▸ Data for the task
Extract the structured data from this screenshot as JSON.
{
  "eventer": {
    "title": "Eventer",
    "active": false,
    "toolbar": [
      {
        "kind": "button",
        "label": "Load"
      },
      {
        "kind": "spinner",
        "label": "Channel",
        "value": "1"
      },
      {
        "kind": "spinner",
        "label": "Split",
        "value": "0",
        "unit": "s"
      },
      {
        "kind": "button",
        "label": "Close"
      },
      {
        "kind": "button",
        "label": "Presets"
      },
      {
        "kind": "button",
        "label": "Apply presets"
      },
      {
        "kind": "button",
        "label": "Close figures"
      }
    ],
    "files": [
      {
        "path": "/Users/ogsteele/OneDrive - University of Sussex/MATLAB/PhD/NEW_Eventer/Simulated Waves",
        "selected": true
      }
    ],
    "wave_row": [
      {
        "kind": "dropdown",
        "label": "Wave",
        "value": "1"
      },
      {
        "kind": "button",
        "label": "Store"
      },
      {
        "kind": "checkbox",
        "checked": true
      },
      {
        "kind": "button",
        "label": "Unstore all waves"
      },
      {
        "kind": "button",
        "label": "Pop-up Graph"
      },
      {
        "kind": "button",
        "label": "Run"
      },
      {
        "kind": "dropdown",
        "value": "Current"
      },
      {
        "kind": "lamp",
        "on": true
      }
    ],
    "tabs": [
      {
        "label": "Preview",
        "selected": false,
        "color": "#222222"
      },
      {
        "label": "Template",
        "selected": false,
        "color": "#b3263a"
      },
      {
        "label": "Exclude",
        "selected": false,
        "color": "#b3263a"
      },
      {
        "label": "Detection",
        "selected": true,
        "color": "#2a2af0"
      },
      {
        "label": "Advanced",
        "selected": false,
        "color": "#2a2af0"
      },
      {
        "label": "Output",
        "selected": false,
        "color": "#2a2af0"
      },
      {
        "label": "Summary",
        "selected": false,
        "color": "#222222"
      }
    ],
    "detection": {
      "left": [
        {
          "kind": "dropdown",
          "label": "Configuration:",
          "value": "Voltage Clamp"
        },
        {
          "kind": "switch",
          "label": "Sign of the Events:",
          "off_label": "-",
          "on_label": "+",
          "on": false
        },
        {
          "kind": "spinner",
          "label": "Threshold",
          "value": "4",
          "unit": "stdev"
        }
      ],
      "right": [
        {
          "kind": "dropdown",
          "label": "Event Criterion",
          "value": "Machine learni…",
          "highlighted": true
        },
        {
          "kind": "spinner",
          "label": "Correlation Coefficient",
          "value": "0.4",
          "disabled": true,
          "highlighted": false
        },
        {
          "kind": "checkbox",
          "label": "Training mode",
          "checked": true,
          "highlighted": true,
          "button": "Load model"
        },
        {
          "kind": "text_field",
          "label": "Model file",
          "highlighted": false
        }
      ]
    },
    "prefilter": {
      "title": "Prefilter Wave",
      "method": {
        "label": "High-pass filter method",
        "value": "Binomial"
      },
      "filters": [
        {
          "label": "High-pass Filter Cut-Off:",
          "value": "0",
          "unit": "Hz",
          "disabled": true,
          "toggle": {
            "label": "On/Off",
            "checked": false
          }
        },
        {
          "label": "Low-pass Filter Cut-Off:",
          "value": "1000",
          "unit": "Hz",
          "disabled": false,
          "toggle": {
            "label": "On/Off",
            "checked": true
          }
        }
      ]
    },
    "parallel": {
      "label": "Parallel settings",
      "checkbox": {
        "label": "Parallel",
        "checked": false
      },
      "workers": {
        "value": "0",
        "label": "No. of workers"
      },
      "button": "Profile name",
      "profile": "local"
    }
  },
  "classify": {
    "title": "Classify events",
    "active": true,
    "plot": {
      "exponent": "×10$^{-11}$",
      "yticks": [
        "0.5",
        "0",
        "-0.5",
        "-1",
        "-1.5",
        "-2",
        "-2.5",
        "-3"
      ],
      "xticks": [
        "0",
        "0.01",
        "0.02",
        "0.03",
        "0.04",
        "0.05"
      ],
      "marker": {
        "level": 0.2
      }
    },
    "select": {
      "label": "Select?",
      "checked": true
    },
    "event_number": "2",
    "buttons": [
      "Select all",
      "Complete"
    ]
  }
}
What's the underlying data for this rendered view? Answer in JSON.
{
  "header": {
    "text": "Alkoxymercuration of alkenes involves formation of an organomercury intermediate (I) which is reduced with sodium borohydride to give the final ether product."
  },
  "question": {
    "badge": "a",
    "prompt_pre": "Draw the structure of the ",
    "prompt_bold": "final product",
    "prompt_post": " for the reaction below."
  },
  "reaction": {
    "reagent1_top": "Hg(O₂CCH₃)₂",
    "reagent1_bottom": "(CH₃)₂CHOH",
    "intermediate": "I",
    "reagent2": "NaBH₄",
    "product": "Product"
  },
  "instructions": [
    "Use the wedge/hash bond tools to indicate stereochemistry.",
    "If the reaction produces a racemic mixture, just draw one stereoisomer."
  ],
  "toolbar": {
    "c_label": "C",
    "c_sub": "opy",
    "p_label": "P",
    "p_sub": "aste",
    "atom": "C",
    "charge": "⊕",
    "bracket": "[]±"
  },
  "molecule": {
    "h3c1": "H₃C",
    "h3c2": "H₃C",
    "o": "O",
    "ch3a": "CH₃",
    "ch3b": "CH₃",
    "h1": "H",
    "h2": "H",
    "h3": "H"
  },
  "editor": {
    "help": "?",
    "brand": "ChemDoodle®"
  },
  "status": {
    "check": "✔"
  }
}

▸ Directive
Extract all of the data shown above without alteration.

▸ Response to the exercise
Extract the structured data from this screenshot as JSON.
{
  "eventer": {
    "title": "Eventer",
    "active": false,
    "toolbar": [
      {
        "kind": "button",
        "label": "Load"
      },
      {
        "kind": "spinner",
        "label": "Channel",
        "value": "1"
      },
      {
        "kind": "spinner",
        "label": "Split",
        "value": "0",
        "unit": "s"
      },
      {
        "kind": "button",
        "label": "Close"
      },
      {
        "kind": "button",
        "label": "Presets"
      },
      {
        "kind": "button",
        "label": "Apply presets"
      },
      {
        "kind": "button",
        "label": "Close figures"
      }
    ],
    "files": [
      {
        "path": "/Users/ogsteele/OneDrive - University of Sussex/MATLAB/PhD/NEW_Eventer/Simulated Waves",
        "selected": true
      }
    ],
    "wave_row": [
      {
        "kind": "dropdown",
        "label": "Wave",
        "value": "1"
      },
      {
        "kind": "button",
        "label": "Store"
      },
      {
        "kind": "checkbox",
        "checked": true
      },
      {
        "kind": "button",
        "label": "Unstore all waves"
      },
      {
        "kind": "button",
        "label": "Pop-up Graph"
      },
      {
        "kind": "button",
        "label": "Run"
      },
      {
        "kind": "dropdown",
        "value": "Current"
      },
      {
        "kind": "lamp",
        "on": true
      }
    ],
    "tabs": [
      {
        "label": "Preview",
        "selected": false,
        "color": "#222222"
      },
      {
        "label": "Template",
        "selected": false,
        "color": "#b3263a"
      },
      {
        "label": "Exclude",
        "selected": false,
        "color": "#b3263a"
      },
      {
        "label": "Detection",
        "selected": true,
        "color": "#2a2af0"
      },
      {
        "label": "Advanced",
        "selected": false,
        "color": "#2a2af0"
      },
      {
        "label": "Output",
        "selected": false,
        "color": "#2a2af0"
      },
      {
        "label": "Summary",
        "selected": false,
        "color": "#222222"
      }
    ],
    "detection": {
      "left": [
        {
          "kind": "dropdown",
          "label": "Configuration:",
          "value": "Voltage Clamp"
        },
        {
          "kind": "switch",
          "label": "Sign of the Events:",
          "off_label": "-",
          "on_label": "+",
          "on": false
        },
        {
          "kind": "spinner",
          "label": "Threshold",
          "value": "4",
          "unit": "stdev"
        }
      ],
      "right": [
        {
          "kind": "dropdown",
          "label": "Event Criterion",
          "value": "Machine learni…",
          "highlighted": true
        },
        {
          "kind": "spinner",
          "label": "Correlation Coefficient",
          "value": "0.4",
          "disabled": true,
          "highlighted": false
        },
        {
          "kind": "checkbox",
          "label": "Training mode",
          "checked": true,
          "highlighted": true,
          "button": "Load model"
        },
        {
          "kind": "text_field",
          "label": "Model file",
          "highlighted": false
        }
      ]
    },
    "prefilter": {
      "title": "Prefilter Wave",
      "method": {
        "label": "High-pass filter method",
        "value": "Binomial"
      },
      "filters": [
        {
          "label": "High-pass Filter Cut-Off:",
          "value": "0",
          "unit": "Hz",
          "disabled": true,
          "toggle": {
            "label": "On/Off",
            "checked": false
          }
        },
        {
          "label": "Low-pass Filter Cut-Off:",
          "value": "1000",
          "unit": "Hz",
          "disabled": false,
          "toggle": {
            "label": "On/Off",
            "checked": true
          }
        }
      ]
    },
    "parallel": {
      "label": "Parallel settings",
      "checkbox": {
        "label": "Parallel",
        "checked": false
      },
      "workers": {
        "value": "0",
        "label": "No. of workers"
      },
      "button": "Profile name",
      "profile": "local"
    }
  },
  "classify": {
    "title": "Classify events",
    "active": true,
    "plot": {
      "exponent": "×10$^{-11}$",
      "yticks": [
        "0.5",
        "0",
        "-0.5",
        "-1",
        "-1.5",
        "-2",
        "-2.5",
        "-3"
      ],
      "xticks": [
        "0",
        "0.01",
        "0.02",
        "0.03",
        "0.04",
        "0.05"
      ],
      "marker": {
        "level": 0.2
      }
    },
    "select": {
      "label": "Select?",
      "checked": true
    },
    "event_number": "2",
    "buttons": [
      "Select all",
      "Complete"
    ]
  }
}
What's the underlying data for this rendered view? Answer in JSON.
{
  "header": {
    "text": "Alkoxymercuration of alkenes involves formation of an organomercury intermediate (I) which is reduced with sodium borohydride to give the final ether product."
  },
  "question": {
    "badge": "a",
    "prompt_pre": "Draw the structure of the ",
    "prompt_bold": "final product",
    "prompt_post": " for the reaction below."
  },
  "reaction": {
    "reagent1_top": "Hg(O₂CCH₃)₂",
    "reagent1_bottom": "(CH₃)₂CHOH",
    "intermediate": "I",
    "reagent2": "NaBH₄",
    "product": "Product"
  },
  "instructions": [
    "Use the wedge/hash bond tools to indicate stereochemistry.",
    "If the reaction produces a racemic mixture, just draw one stereoisomer."
  ],
  "toolbar": {
    "c_label": "C",
    "c_sub": "opy",
    "p_label": "P",
    "p_sub": "aste",
    "atom": "C",
    "charge": "⊕",
    "bracket": "[]±"
  },
  "molecule": {
    "h3c1": "H₃C",
    "h3c2": "H₃C",
    "o": "O",
    "ch3a": "CH₃",
    "ch3b": "CH₃",
    "h1": "H",
    "h2": "H",
    "h3": "H"
  },
  "editor": {
    "help": "?",
    "brand": "ChemDoodle®"
  },
  "status": {
    "check": "✔"
  }
}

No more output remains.